THE PROBLEM ->
State how many lines of the records contain the string "контрактная". Give only the number.

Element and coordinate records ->
◆ ◆ ◆ ◆ ◆ ◆ ◆
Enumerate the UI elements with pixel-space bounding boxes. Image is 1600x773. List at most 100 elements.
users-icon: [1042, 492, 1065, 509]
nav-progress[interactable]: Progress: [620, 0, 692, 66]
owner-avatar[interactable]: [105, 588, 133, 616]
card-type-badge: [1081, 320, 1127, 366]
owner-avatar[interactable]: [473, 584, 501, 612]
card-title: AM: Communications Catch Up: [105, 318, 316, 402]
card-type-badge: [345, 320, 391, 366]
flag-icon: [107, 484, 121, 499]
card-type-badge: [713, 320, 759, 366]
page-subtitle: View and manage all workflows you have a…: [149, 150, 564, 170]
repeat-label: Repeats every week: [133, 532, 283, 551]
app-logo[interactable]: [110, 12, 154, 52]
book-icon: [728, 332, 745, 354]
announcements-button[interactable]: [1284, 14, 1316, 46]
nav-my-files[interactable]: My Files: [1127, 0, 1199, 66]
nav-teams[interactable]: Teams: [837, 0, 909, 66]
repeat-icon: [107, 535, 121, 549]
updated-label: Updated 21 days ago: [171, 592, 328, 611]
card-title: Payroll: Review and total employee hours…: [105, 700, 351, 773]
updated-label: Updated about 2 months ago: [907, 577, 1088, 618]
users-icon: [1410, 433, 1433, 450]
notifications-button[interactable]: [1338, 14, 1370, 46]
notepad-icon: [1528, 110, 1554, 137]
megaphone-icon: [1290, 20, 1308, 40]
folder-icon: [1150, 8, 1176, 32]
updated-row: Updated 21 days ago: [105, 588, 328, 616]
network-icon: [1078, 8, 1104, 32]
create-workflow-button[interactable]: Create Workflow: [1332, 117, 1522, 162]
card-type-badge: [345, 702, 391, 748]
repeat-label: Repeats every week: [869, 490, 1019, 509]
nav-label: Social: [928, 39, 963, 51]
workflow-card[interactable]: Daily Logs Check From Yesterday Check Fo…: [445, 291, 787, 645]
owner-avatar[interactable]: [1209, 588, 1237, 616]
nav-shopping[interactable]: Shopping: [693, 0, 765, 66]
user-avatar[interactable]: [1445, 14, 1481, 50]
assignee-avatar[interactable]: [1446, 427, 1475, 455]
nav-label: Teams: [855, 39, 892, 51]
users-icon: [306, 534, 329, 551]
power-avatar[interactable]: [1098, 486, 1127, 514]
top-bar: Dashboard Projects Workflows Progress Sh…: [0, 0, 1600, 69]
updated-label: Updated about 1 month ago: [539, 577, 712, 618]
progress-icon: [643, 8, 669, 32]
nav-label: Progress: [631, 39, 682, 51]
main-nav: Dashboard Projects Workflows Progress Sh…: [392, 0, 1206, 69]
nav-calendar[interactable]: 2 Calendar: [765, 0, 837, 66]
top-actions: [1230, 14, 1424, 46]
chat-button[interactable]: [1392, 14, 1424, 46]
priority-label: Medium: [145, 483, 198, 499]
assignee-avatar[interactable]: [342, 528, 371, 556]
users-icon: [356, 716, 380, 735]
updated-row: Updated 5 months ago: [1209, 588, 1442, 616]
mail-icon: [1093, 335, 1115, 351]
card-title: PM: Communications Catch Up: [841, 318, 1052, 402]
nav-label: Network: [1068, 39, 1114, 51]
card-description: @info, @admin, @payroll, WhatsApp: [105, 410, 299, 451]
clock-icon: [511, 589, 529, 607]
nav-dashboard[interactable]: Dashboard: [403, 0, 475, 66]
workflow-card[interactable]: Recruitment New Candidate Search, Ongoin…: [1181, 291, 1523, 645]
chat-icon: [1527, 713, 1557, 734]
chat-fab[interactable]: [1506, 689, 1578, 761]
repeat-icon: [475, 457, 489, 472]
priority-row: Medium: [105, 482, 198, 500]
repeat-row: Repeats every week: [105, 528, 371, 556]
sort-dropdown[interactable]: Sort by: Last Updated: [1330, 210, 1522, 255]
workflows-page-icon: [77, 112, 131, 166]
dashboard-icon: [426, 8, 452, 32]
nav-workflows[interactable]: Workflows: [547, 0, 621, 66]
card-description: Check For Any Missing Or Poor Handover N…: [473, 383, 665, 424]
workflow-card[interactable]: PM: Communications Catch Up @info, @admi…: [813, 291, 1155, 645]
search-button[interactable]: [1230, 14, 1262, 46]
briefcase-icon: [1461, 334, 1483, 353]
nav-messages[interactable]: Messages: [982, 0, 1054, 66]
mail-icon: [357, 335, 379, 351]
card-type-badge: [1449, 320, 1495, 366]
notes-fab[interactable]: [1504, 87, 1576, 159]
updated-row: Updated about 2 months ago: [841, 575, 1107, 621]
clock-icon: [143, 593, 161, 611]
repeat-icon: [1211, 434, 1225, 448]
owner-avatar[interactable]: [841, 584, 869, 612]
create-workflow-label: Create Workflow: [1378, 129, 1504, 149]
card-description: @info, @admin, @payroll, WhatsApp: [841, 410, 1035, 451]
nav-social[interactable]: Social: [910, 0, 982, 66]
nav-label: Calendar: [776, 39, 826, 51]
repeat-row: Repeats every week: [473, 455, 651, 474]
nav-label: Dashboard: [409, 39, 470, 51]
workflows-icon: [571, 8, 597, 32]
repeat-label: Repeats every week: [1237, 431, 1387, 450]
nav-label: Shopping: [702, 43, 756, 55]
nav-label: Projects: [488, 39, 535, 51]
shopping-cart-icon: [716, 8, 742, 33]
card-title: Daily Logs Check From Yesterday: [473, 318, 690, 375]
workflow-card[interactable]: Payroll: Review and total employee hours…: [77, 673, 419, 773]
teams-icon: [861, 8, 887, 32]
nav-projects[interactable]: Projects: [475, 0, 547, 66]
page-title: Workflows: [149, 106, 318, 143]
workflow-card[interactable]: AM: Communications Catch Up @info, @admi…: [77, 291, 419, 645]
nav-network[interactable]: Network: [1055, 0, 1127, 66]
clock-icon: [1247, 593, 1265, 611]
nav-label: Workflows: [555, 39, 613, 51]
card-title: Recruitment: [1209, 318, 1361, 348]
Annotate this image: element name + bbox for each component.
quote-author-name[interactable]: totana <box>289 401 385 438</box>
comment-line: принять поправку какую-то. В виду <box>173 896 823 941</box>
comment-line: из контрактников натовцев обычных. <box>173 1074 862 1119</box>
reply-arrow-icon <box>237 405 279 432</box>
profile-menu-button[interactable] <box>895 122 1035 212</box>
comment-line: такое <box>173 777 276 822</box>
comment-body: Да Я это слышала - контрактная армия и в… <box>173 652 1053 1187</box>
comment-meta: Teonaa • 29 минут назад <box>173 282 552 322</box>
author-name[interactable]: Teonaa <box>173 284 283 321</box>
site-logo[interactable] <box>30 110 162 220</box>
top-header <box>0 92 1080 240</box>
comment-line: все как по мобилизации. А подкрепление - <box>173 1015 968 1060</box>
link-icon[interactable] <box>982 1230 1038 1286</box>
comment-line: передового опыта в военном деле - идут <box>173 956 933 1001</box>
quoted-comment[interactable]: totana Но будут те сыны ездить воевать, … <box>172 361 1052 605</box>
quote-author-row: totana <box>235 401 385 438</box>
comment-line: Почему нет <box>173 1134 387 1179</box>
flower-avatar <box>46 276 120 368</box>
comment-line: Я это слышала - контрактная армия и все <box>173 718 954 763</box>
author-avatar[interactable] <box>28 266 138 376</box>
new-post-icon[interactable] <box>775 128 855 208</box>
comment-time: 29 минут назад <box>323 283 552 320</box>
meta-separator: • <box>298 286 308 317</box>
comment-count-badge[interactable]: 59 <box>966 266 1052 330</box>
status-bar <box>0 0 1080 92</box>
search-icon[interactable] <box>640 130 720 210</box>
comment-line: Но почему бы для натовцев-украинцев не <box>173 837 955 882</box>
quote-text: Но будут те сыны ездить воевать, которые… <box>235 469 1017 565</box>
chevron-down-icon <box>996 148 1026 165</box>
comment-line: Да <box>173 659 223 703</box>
◆ ◆ ◆ ◆ ◆ ◆ ◆
COMPLETE OUTPUT ->
2